Required task.
Can you return, unchanged, the lines from the one that contains "Transcribe this image's" to the last line, with the pictures left out?

Listing.
'''

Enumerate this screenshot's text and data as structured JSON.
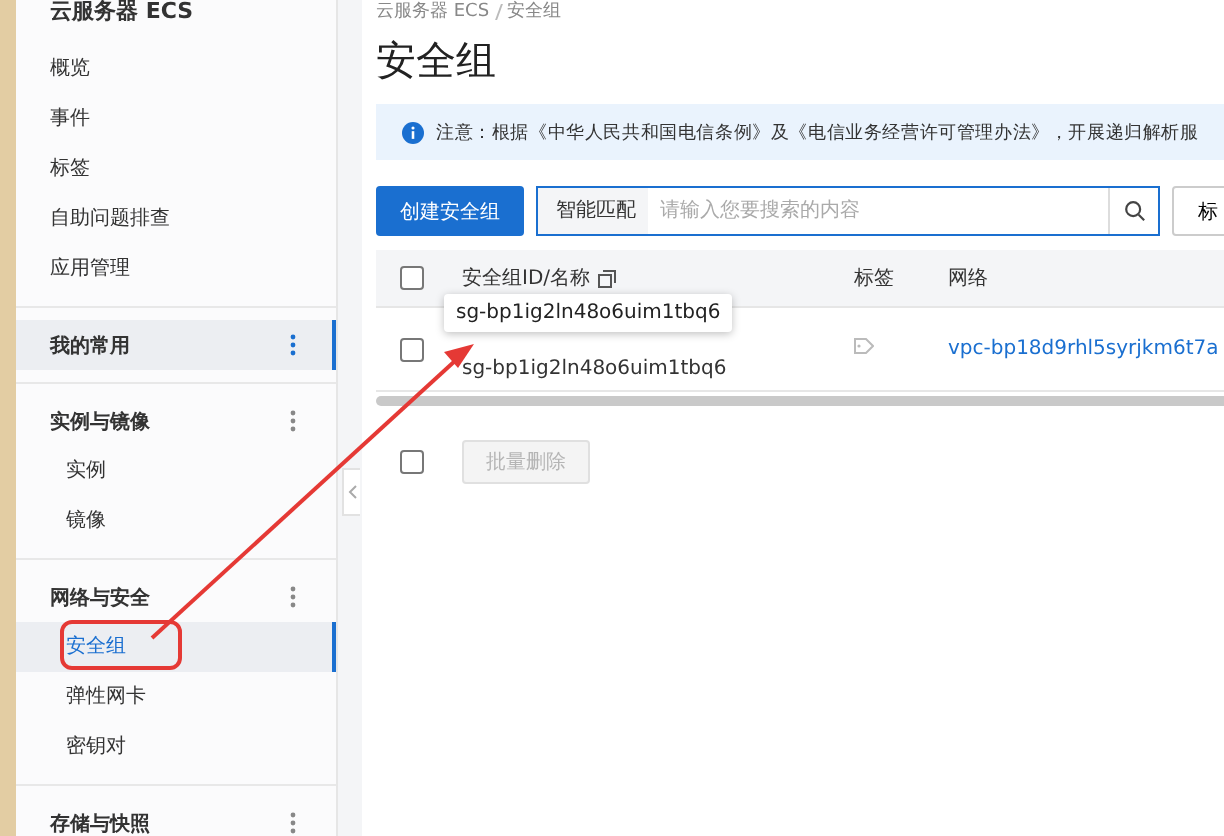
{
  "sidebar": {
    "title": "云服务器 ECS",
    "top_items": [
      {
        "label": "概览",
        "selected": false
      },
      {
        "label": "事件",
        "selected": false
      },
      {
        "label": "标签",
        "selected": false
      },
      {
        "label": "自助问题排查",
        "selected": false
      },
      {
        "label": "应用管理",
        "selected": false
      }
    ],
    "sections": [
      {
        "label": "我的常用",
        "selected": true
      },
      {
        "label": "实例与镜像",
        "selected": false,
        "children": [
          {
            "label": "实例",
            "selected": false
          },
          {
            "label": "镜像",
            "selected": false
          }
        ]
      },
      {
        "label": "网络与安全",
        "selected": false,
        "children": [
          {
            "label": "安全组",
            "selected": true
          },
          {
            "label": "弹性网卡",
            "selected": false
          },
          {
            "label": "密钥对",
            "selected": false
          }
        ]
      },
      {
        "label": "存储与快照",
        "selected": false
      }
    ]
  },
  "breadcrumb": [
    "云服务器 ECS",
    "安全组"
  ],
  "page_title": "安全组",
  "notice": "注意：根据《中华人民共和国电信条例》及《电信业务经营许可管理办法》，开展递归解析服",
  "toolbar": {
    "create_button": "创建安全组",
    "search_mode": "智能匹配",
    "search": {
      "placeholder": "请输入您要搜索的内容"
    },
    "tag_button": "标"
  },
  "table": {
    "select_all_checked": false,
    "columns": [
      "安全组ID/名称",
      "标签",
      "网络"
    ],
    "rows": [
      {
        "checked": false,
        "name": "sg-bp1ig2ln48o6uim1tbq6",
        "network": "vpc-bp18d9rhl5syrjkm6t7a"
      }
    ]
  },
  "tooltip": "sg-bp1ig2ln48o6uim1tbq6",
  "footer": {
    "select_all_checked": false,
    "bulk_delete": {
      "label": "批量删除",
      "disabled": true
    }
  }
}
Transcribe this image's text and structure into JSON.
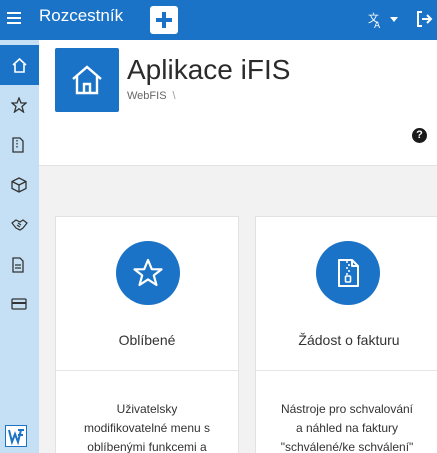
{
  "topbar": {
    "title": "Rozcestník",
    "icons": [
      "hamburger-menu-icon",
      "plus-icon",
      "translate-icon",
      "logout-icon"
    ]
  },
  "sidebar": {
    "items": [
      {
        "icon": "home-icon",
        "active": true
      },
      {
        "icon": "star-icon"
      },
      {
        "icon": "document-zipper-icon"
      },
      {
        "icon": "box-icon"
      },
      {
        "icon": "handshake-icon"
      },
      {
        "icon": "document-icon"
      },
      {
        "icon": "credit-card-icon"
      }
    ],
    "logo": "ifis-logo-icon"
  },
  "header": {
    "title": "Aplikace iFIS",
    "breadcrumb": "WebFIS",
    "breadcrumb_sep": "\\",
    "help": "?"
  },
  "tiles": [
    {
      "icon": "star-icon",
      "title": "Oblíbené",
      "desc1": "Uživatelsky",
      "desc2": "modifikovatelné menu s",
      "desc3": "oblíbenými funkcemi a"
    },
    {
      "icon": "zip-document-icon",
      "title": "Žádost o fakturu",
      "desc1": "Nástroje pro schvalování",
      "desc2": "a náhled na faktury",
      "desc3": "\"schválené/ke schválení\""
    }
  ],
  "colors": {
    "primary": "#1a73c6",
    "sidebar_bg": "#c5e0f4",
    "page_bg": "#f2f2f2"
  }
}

'''

Final result.
Transcribe this image's text and structure into JSON.
{
  "topbar": {
    "title": "Rozcestník",
    "icons": [
      "hamburger-menu-icon",
      "plus-icon",
      "translate-icon",
      "logout-icon"
    ]
  },
  "sidebar": {
    "items": [
      {
        "icon": "home-icon",
        "active": true
      },
      {
        "icon": "star-icon"
      },
      {
        "icon": "document-zipper-icon"
      },
      {
        "icon": "box-icon"
      },
      {
        "icon": "handshake-icon"
      },
      {
        "icon": "document-icon"
      },
      {
        "icon": "credit-card-icon"
      }
    ],
    "logo": "ifis-logo-icon"
  },
  "header": {
    "title": "Aplikace iFIS",
    "breadcrumb": "WebFIS",
    "breadcrumb_sep": "\\",
    "help": "?"
  },
  "tiles": [
    {
      "icon": "star-icon",
      "title": "Oblíbené",
      "desc1": "Uživatelsky",
      "desc2": "modifikovatelné menu s",
      "desc3": "oblíbenými funkcemi a"
    },
    {
      "icon": "zip-document-icon",
      "title": "Žádost o fakturu",
      "desc1": "Nástroje pro schvalování",
      "desc2": "a náhled na faktury",
      "desc3": "\"schválené/ke schválení\""
    }
  ],
  "colors": {
    "primary": "#1a73c6",
    "sidebar_bg": "#c5e0f4",
    "page_bg": "#f2f2f2"
  }
}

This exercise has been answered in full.